* BEGIN Stored data *
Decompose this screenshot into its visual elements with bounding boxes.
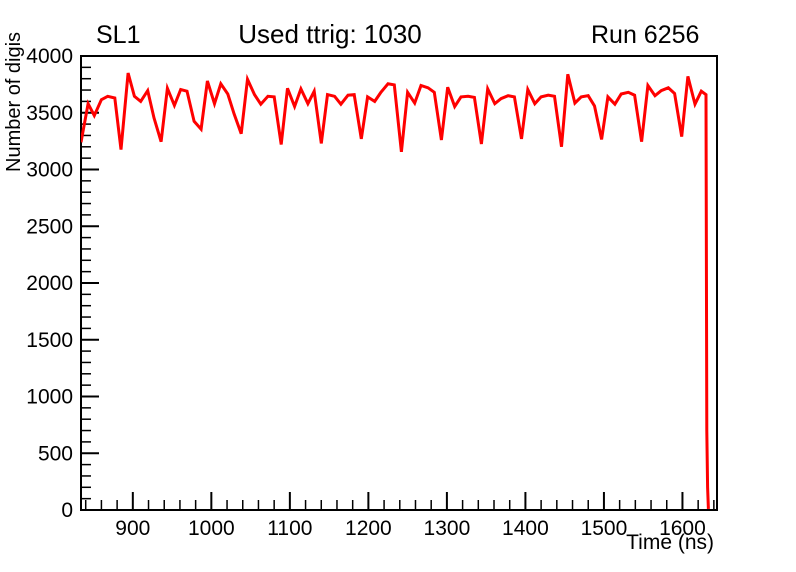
y-tick-label: 2500 <box>26 215 73 238</box>
x-tick-label: 1400 <box>502 517 549 540</box>
x-tick-label: 1600 <box>659 517 706 540</box>
data-series-line <box>81 72 710 509</box>
x-tick-label: 1200 <box>345 517 392 540</box>
x-tick-label: 1300 <box>424 517 471 540</box>
x-tick-label: 900 <box>115 517 150 540</box>
run-number-label: Run 6256 <box>591 21 700 49</box>
x-axis-title: Time (ns) <box>626 531 714 554</box>
y-tick-label: 4000 <box>26 45 73 68</box>
y-tick-label: 500 <box>38 442 73 465</box>
x-tick-label: 1100 <box>267 517 312 540</box>
x-tick-label: 1500 <box>581 517 628 540</box>
y-tick-label: 1000 <box>26 386 73 409</box>
y-tick-label: 3000 <box>26 159 73 182</box>
plot-frame <box>80 55 718 511</box>
superlayer-label: SL1 <box>96 21 141 49</box>
plot-title: Used ttrig: 1030 <box>238 19 422 49</box>
y-tick-label: 2000 <box>26 272 73 295</box>
x-tick-label: 1000 <box>188 517 235 540</box>
y-tick-label: 0 <box>61 499 73 522</box>
y-tick-label: 1500 <box>26 329 73 352</box>
y-tick-label: 3500 <box>26 102 73 125</box>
* END Stored data *
Brief » Copy every line of the records above word for word, leaving out the pictures.

Task answer »
Decompose this screenshot into its visual elements with bounding boxes.
y-tick-label: 2500 <box>26 215 73 238</box>
x-tick-label: 1400 <box>502 517 549 540</box>
x-tick-label: 1600 <box>659 517 706 540</box>
data-series-line <box>81 72 710 509</box>
x-tick-label: 1200 <box>345 517 392 540</box>
x-tick-label: 1300 <box>424 517 471 540</box>
x-tick-label: 900 <box>115 517 150 540</box>
run-number-label: Run 6256 <box>591 21 700 49</box>
x-axis-title: Time (ns) <box>626 531 714 554</box>
y-tick-label: 4000 <box>26 45 73 68</box>
y-tick-label: 500 <box>38 442 73 465</box>
x-tick-label: 1100 <box>267 517 312 540</box>
x-tick-label: 1500 <box>581 517 628 540</box>
y-tick-label: 1000 <box>26 386 73 409</box>
y-tick-label: 3000 <box>26 159 73 182</box>
plot-frame <box>80 55 718 511</box>
superlayer-label: SL1 <box>96 21 141 49</box>
plot-title: Used ttrig: 1030 <box>238 19 422 49</box>
y-tick-label: 2000 <box>26 272 73 295</box>
x-tick-label: 1000 <box>188 517 235 540</box>
y-tick-label: 0 <box>61 499 73 522</box>
y-tick-label: 1500 <box>26 329 73 352</box>
y-tick-label: 3500 <box>26 102 73 125</box>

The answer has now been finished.